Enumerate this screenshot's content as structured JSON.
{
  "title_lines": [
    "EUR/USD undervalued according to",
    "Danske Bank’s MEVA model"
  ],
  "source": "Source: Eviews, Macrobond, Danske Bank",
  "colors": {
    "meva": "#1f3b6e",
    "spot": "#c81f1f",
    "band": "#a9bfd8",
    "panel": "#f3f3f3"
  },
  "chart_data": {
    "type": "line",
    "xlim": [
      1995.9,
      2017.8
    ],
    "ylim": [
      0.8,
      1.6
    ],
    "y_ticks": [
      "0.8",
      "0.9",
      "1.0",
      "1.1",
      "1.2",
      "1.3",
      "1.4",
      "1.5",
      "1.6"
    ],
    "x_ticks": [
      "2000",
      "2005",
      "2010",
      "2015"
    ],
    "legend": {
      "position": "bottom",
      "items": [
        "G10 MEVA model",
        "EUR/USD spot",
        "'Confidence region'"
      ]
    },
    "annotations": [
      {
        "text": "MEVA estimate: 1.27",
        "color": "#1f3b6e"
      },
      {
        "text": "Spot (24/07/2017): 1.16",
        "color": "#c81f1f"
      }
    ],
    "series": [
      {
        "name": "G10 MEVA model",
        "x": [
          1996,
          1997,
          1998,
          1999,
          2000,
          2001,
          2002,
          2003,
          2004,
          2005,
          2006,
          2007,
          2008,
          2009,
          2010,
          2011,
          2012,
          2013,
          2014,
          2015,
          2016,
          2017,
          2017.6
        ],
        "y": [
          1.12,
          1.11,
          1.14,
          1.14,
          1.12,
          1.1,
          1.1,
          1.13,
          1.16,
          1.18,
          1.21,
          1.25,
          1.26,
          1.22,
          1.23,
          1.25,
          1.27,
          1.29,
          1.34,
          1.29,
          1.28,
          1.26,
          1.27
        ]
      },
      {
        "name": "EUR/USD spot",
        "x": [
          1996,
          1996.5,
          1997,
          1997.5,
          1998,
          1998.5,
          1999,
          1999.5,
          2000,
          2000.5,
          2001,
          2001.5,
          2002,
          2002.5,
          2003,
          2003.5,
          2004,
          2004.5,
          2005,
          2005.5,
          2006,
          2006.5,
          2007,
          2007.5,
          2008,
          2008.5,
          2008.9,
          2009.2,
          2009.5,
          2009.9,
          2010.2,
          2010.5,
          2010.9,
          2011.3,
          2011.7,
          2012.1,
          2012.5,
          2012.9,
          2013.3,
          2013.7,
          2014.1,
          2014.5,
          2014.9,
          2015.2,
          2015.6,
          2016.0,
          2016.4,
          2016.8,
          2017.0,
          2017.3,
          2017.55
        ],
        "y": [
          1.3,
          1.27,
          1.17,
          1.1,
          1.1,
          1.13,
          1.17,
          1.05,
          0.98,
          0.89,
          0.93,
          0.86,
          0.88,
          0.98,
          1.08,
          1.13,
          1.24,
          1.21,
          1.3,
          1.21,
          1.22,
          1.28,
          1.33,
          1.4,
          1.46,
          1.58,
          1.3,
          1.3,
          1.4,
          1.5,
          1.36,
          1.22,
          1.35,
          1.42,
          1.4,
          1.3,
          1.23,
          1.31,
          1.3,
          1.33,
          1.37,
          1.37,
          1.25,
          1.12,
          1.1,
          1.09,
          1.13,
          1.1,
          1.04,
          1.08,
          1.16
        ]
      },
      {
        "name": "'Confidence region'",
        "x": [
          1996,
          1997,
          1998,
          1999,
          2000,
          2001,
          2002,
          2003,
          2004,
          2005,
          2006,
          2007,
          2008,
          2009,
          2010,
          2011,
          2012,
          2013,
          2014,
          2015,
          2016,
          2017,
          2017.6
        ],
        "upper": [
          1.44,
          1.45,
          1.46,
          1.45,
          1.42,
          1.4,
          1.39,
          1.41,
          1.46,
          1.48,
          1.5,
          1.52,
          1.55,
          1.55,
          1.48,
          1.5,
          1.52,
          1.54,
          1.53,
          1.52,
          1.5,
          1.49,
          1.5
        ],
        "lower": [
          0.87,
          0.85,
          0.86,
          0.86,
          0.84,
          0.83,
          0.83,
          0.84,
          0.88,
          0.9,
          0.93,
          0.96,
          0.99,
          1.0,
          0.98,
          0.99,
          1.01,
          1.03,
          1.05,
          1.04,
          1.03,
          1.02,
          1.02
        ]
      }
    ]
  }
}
• • • • • • •
Every line of the records above needs to be given again exactly.

Enumerate this screenshot's content as structured JSON.
{
  "title_lines": [
    "EUR/USD undervalued according to",
    "Danske Bank’s MEVA model"
  ],
  "source": "Source: Eviews, Macrobond, Danske Bank",
  "colors": {
    "meva": "#1f3b6e",
    "spot": "#c81f1f",
    "band": "#a9bfd8",
    "panel": "#f3f3f3"
  },
  "chart_data": {
    "type": "line",
    "xlim": [
      1995.9,
      2017.8
    ],
    "ylim": [
      0.8,
      1.6
    ],
    "y_ticks": [
      "0.8",
      "0.9",
      "1.0",
      "1.1",
      "1.2",
      "1.3",
      "1.4",
      "1.5",
      "1.6"
    ],
    "x_ticks": [
      "2000",
      "2005",
      "2010",
      "2015"
    ],
    "legend": {
      "position": "bottom",
      "items": [
        "G10 MEVA model",
        "EUR/USD spot",
        "'Confidence region'"
      ]
    },
    "annotations": [
      {
        "text": "MEVA estimate: 1.27",
        "color": "#1f3b6e"
      },
      {
        "text": "Spot (24/07/2017): 1.16",
        "color": "#c81f1f"
      }
    ],
    "series": [
      {
        "name": "G10 MEVA model",
        "x": [
          1996,
          1997,
          1998,
          1999,
          2000,
          2001,
          2002,
          2003,
          2004,
          2005,
          2006,
          2007,
          2008,
          2009,
          2010,
          2011,
          2012,
          2013,
          2014,
          2015,
          2016,
          2017,
          2017.6
        ],
        "y": [
          1.12,
          1.11,
          1.14,
          1.14,
          1.12,
          1.1,
          1.1,
          1.13,
          1.16,
          1.18,
          1.21,
          1.25,
          1.26,
          1.22,
          1.23,
          1.25,
          1.27,
          1.29,
          1.34,
          1.29,
          1.28,
          1.26,
          1.27
        ]
      },
      {
        "name": "EUR/USD spot",
        "x": [
          1996,
          1996.5,
          1997,
          1997.5,
          1998,
          1998.5,
          1999,
          1999.5,
          2000,
          2000.5,
          2001,
          2001.5,
          2002,
          2002.5,
          2003,
          2003.5,
          2004,
          2004.5,
          2005,
          2005.5,
          2006,
          2006.5,
          2007,
          2007.5,
          2008,
          2008.5,
          2008.9,
          2009.2,
          2009.5,
          2009.9,
          2010.2,
          2010.5,
          2010.9,
          2011.3,
          2011.7,
          2012.1,
          2012.5,
          2012.9,
          2013.3,
          2013.7,
          2014.1,
          2014.5,
          2014.9,
          2015.2,
          2015.6,
          2016.0,
          2016.4,
          2016.8,
          2017.0,
          2017.3,
          2017.55
        ],
        "y": [
          1.3,
          1.27,
          1.17,
          1.1,
          1.1,
          1.13,
          1.17,
          1.05,
          0.98,
          0.89,
          0.93,
          0.86,
          0.88,
          0.98,
          1.08,
          1.13,
          1.24,
          1.21,
          1.3,
          1.21,
          1.22,
          1.28,
          1.33,
          1.4,
          1.46,
          1.58,
          1.3,
          1.3,
          1.4,
          1.5,
          1.36,
          1.22,
          1.35,
          1.42,
          1.4,
          1.3,
          1.23,
          1.31,
          1.3,
          1.33,
          1.37,
          1.37,
          1.25,
          1.12,
          1.1,
          1.09,
          1.13,
          1.1,
          1.04,
          1.08,
          1.16
        ]
      },
      {
        "name": "'Confidence region'",
        "x": [
          1996,
          1997,
          1998,
          1999,
          2000,
          2001,
          2002,
          2003,
          2004,
          2005,
          2006,
          2007,
          2008,
          2009,
          2010,
          2011,
          2012,
          2013,
          2014,
          2015,
          2016,
          2017,
          2017.6
        ],
        "upper": [
          1.44,
          1.45,
          1.46,
          1.45,
          1.42,
          1.4,
          1.39,
          1.41,
          1.46,
          1.48,
          1.5,
          1.52,
          1.55,
          1.55,
          1.48,
          1.5,
          1.52,
          1.54,
          1.53,
          1.52,
          1.5,
          1.49,
          1.5
        ],
        "lower": [
          0.87,
          0.85,
          0.86,
          0.86,
          0.84,
          0.83,
          0.83,
          0.84,
          0.88,
          0.9,
          0.93,
          0.96,
          0.99,
          1.0,
          0.98,
          0.99,
          1.01,
          1.03,
          1.05,
          1.04,
          1.03,
          1.02,
          1.02
        ]
      }
    ]
  }
}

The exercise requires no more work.